* begin Material provided *

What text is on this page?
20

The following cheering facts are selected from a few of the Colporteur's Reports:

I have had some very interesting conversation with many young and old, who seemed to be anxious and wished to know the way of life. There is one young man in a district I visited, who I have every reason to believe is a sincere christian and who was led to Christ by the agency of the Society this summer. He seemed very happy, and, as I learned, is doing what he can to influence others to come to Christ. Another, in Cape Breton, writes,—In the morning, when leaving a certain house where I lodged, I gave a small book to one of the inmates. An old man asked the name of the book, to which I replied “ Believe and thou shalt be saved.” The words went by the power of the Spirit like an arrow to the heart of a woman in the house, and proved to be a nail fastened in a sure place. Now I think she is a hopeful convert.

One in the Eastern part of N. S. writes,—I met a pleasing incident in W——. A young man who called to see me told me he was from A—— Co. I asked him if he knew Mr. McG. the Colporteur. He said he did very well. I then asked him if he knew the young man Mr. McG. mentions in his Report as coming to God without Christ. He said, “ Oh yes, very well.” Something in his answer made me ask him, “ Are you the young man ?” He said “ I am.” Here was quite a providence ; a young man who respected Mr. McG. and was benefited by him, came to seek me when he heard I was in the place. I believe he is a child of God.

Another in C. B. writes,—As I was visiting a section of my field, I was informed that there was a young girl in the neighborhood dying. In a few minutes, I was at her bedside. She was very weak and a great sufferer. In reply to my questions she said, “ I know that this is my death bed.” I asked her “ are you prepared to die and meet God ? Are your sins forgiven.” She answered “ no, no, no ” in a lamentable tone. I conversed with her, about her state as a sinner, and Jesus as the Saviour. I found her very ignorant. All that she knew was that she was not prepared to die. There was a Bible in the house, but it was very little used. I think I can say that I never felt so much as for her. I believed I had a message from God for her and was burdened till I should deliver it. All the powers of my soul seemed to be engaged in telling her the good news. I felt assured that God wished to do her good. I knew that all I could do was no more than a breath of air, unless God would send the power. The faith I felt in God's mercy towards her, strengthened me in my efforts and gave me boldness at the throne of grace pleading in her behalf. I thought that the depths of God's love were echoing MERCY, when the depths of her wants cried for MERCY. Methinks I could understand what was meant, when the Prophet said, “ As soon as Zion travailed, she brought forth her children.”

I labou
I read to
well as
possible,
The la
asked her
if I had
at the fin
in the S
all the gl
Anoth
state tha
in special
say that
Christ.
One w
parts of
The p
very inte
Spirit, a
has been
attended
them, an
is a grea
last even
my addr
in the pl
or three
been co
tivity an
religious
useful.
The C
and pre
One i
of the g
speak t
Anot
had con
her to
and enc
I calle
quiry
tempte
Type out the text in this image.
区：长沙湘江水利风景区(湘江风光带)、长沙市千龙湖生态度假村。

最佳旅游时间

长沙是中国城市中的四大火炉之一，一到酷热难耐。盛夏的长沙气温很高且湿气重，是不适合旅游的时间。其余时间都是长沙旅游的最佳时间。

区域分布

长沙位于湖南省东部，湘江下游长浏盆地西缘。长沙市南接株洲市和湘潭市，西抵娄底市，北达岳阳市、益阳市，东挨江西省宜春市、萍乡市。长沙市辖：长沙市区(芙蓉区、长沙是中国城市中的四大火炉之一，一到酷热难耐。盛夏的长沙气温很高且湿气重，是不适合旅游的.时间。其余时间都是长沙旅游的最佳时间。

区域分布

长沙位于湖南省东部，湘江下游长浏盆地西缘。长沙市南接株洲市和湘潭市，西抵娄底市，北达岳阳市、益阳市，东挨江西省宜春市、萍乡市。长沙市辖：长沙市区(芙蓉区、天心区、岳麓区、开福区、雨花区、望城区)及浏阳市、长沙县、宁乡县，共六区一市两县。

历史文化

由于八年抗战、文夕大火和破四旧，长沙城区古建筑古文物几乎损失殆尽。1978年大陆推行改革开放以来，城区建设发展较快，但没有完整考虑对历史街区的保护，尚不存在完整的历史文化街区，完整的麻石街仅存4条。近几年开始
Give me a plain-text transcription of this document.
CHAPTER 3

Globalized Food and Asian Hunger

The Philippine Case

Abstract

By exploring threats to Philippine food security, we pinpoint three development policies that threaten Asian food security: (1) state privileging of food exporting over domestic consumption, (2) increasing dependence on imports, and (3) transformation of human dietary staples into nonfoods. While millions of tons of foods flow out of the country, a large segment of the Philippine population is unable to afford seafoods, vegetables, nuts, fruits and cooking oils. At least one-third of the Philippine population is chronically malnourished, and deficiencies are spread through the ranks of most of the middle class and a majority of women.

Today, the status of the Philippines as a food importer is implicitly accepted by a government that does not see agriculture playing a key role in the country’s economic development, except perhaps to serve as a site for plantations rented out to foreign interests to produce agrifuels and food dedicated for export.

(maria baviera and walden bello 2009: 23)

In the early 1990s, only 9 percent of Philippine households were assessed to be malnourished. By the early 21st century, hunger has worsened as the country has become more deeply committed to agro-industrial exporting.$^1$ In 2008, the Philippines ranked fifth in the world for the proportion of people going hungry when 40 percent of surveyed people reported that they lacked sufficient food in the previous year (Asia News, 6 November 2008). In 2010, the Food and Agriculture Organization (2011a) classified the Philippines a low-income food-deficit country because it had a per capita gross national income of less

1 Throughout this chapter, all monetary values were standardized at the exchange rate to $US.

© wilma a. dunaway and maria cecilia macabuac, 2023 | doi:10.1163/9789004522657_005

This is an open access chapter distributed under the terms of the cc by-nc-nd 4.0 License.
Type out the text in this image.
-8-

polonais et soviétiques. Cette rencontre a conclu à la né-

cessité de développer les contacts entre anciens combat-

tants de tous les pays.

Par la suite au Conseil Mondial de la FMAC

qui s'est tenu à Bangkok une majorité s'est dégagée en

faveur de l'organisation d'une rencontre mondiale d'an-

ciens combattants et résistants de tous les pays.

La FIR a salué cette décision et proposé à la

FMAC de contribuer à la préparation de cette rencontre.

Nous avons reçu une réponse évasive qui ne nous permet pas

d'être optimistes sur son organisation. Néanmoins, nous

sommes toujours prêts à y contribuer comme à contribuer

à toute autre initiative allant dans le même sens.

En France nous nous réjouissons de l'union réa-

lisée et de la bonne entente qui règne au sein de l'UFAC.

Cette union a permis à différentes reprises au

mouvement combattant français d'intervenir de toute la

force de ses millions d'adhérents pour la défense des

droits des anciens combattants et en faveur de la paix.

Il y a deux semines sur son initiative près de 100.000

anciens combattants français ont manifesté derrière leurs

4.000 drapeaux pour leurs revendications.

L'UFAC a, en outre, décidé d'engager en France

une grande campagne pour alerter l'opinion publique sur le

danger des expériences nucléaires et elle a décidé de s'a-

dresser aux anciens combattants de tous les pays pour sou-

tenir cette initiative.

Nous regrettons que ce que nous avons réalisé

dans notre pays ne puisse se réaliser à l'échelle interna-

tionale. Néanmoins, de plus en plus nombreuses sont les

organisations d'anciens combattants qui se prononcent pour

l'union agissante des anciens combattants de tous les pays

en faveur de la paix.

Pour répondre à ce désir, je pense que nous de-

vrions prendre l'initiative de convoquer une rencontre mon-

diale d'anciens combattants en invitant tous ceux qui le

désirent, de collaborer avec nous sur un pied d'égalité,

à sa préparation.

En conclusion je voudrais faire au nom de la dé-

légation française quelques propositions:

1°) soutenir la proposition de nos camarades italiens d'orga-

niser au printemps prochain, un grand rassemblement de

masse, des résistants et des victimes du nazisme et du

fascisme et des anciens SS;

* end Material provided *

- Aim of the task: Output the data above exactly, please, line for line.

- Exercise output:
What text is on this page?
20

The following cheering facts are selected from a few of the Colporteur's Reports:

I have had some very interesting conversation with many young and old, who seemed to be anxious and wished to know the way of life. There is one young man in a district I visited, who I have every reason to believe is a sincere christian and who was led to Christ by the agency of the Society this summer. He seemed very happy, and, as I learned, is doing what he can to influence others to come to Christ. Another, in Cape Breton, writes,—In the morning, when leaving a certain house where I lodged, I gave a small book to one of the inmates. An old man asked the name of the book, to which I replied “ Believe and thou shalt be saved.” The words went by the power of the Spirit like an arrow to the heart of a woman in the house, and proved to be a nail fastened in a sure place. Now I think she is a hopeful convert.

One in the Eastern part of N. S. writes,—I met a pleasing incident in W——. A young man who called to see me told me he was from A—— Co. I asked him if he knew Mr. McG. the Colporteur. He said he did very well. I then asked him if he knew the young man Mr. McG. mentions in his Report as coming to God without Christ. He said, “ Oh yes, very well.” Something in his answer made me ask him, “ Are you the young man ?” He said “ I am.” Here was quite a providence ; a young man who respected Mr. McG. and was benefited by him, came to seek me when he heard I was in the place. I believe he is a child of God.

Another in C. B. writes,—As I was visiting a section of my field, I was informed that there was a young girl in the neighborhood dying. In a few minutes, I was at her bedside. She was very weak and a great sufferer. In reply to my questions she said, “ I know that this is my death bed.” I asked her “ are you prepared to die and meet God ? Are your sins forgiven.” She answered “ no, no, no ” in a lamentable tone. I conversed with her, about her state as a sinner, and Jesus as the Saviour. I found her very ignorant. All that she knew was that she was not prepared to die. There was a Bible in the house, but it was very little used. I think I can say that I never felt so much as for her. I believed I had a message from God for her and was burdened till I should deliver it. All the powers of my soul seemed to be engaged in telling her the good news. I felt assured that God wished to do her good. I knew that all I could do was no more than a breath of air, unless God would send the power. The faith I felt in God's mercy towards her, strengthened me in my efforts and gave me boldness at the throne of grace pleading in her behalf. I thought that the depths of God's love were echoing MERCY, when the depths of her wants cried for MERCY. Methinks I could understand what was meant, when the Prophet said, “ As soon as Zion travailed, she brought forth her children.”

I labou
I read to
well as
possible,
The la
asked her
if I had
at the fin
in the S
all the gl
Anoth
state tha
in special
say that
Christ.
One w
parts of
The p
very inte
Spirit, a
has been
attended
them, an
is a grea
last even
my addr
in the pl
or three
been co
tivity an
religious
useful.
The C
and pre
One i
of the g
speak t
Anot
had con
her to
and enc
I calle
quiry
tempte
Type out the text in this image.
区：长沙湘江水利风景区(湘江风光带)、长沙市千龙湖生态度假村。

最佳旅游时间

长沙是中国城市中的四大火炉之一，一到酷热难耐。盛夏的长沙气温很高且湿气重，是不适合旅游的时间。其余时间都是长沙旅游的最佳时间。

区域分布

长沙位于湖南省东部，湘江下游长浏盆地西缘。长沙市南接株洲市和湘潭市，西抵娄底市，北达岳阳市、益阳市，东挨江西省宜春市、萍乡市。长沙市辖：长沙市区(芙蓉区、长沙是中国城市中的四大火炉之一，一到酷热难耐。盛夏的长沙气温很高且湿气重，是不适合旅游的.时间。其余时间都是长沙旅游的最佳时间。

区域分布

长沙位于湖南省东部，湘江下游长浏盆地西缘。长沙市南接株洲市和湘潭市，西抵娄底市，北达岳阳市、益阳市，东挨江西省宜春市、萍乡市。长沙市辖：长沙市区(芙蓉区、天心区、岳麓区、开福区、雨花区、望城区)及浏阳市、长沙县、宁乡县，共六区一市两县。

历史文化

由于八年抗战、文夕大火和破四旧，长沙城区古建筑古文物几乎损失殆尽。1978年大陆推行改革开放以来，城区建设发展较快，但没有完整考虑对历史街区的保护，尚不存在完整的历史文化街区，完整的麻石街仅存4条。近几年开始
Give me a plain-text transcription of this document.
CHAPTER 3

Globalized Food and Asian Hunger

The Philippine Case

Abstract

By exploring threats to Philippine food security, we pinpoint three development policies that threaten Asian food security: (1) state privileging of food exporting over domestic consumption, (2) increasing dependence on imports, and (3) transformation of human dietary staples into nonfoods. While millions of tons of foods flow out of the country, a large segment of the Philippine population is unable to afford seafoods, vegetables, nuts, fruits and cooking oils. At least one-third of the Philippine population is chronically malnourished, and deficiencies are spread through the ranks of most of the middle class and a majority of women.

Today, the status of the Philippines as a food importer is implicitly accepted by a government that does not see agriculture playing a key role in the country’s economic development, except perhaps to serve as a site for plantations rented out to foreign interests to produce agrifuels and food dedicated for export.

(maria baviera and walden bello 2009: 23)

In the early 1990s, only 9 percent of Philippine households were assessed to be malnourished. By the early 21st century, hunger has worsened as the country has become more deeply committed to agro-industrial exporting.$^1$ In 2008, the Philippines ranked fifth in the world for the proportion of people going hungry when 40 percent of surveyed people reported that they lacked sufficient food in the previous year (Asia News, 6 November 2008). In 2010, the Food and Agriculture Organization (2011a) classified the Philippines a low-income food-deficit country because it had a per capita gross national income of less

1 Throughout this chapter, all monetary values were standardized at the exchange rate to $US.

© wilma a. dunaway and maria cecilia macabuac, 2023 | doi:10.1163/9789004522657_005

This is an open access chapter distributed under the terms of the cc by-nc-nd 4.0 License.
Type out the text in this image.
-8-

polonais et soviétiques. Cette rencontre a conclu à la né-

cessité de développer les contacts entre anciens combat-

tants de tous les pays.

Par la suite au Conseil Mondial de la FMAC

qui s'est tenu à Bangkok une majorité s'est dégagée en

faveur de l'organisation d'une rencontre mondiale d'an-

ciens combattants et résistants de tous les pays.

La FIR a salué cette décision et proposé à la

FMAC de contribuer à la préparation de cette rencontre.

Nous avons reçu une réponse évasive qui ne nous permet pas

d'être optimistes sur son organisation. Néanmoins, nous

sommes toujours prêts à y contribuer comme à contribuer

à toute autre initiative allant dans le même sens.

En France nous nous réjouissons de l'union réa-

lisée et de la bonne entente qui règne au sein de l'UFAC.

Cette union a permis à différentes reprises au

mouvement combattant français d'intervenir de toute la

force de ses millions d'adhérents pour la défense des

droits des anciens combattants et en faveur de la paix.

Il y a deux semines sur son initiative près de 100.000

anciens combattants français ont manifesté derrière leurs

4.000 drapeaux pour leurs revendications.

L'UFAC a, en outre, décidé d'engager en France

une grande campagne pour alerter l'opinion publique sur le

danger des expériences nucléaires et elle a décidé de s'a-

dresser aux anciens combattants de tous les pays pour sou-

tenir cette initiative.

Nous regrettons que ce que nous avons réalisé

dans notre pays ne puisse se réaliser à l'échelle interna-

tionale. Néanmoins, de plus en plus nombreuses sont les

organisations d'anciens combattants qui se prononcent pour

l'union agissante des anciens combattants de tous les pays

en faveur de la paix.

Pour répondre à ce désir, je pense que nous de-

vrions prendre l'initiative de convoquer une rencontre mon-

diale d'anciens combattants en invitant tous ceux qui le

désirent, de collaborer avec nous sur un pied d'égalité,

à sa préparation.

En conclusion je voudrais faire au nom de la dé-

légation française quelques propositions:

1°) soutenir la proposition de nos camarades italiens d'orga-

niser au printemps prochain, un grand rassemblement de

masse, des résistants et des victimes du nazisme et du

fascisme et des anciens SS;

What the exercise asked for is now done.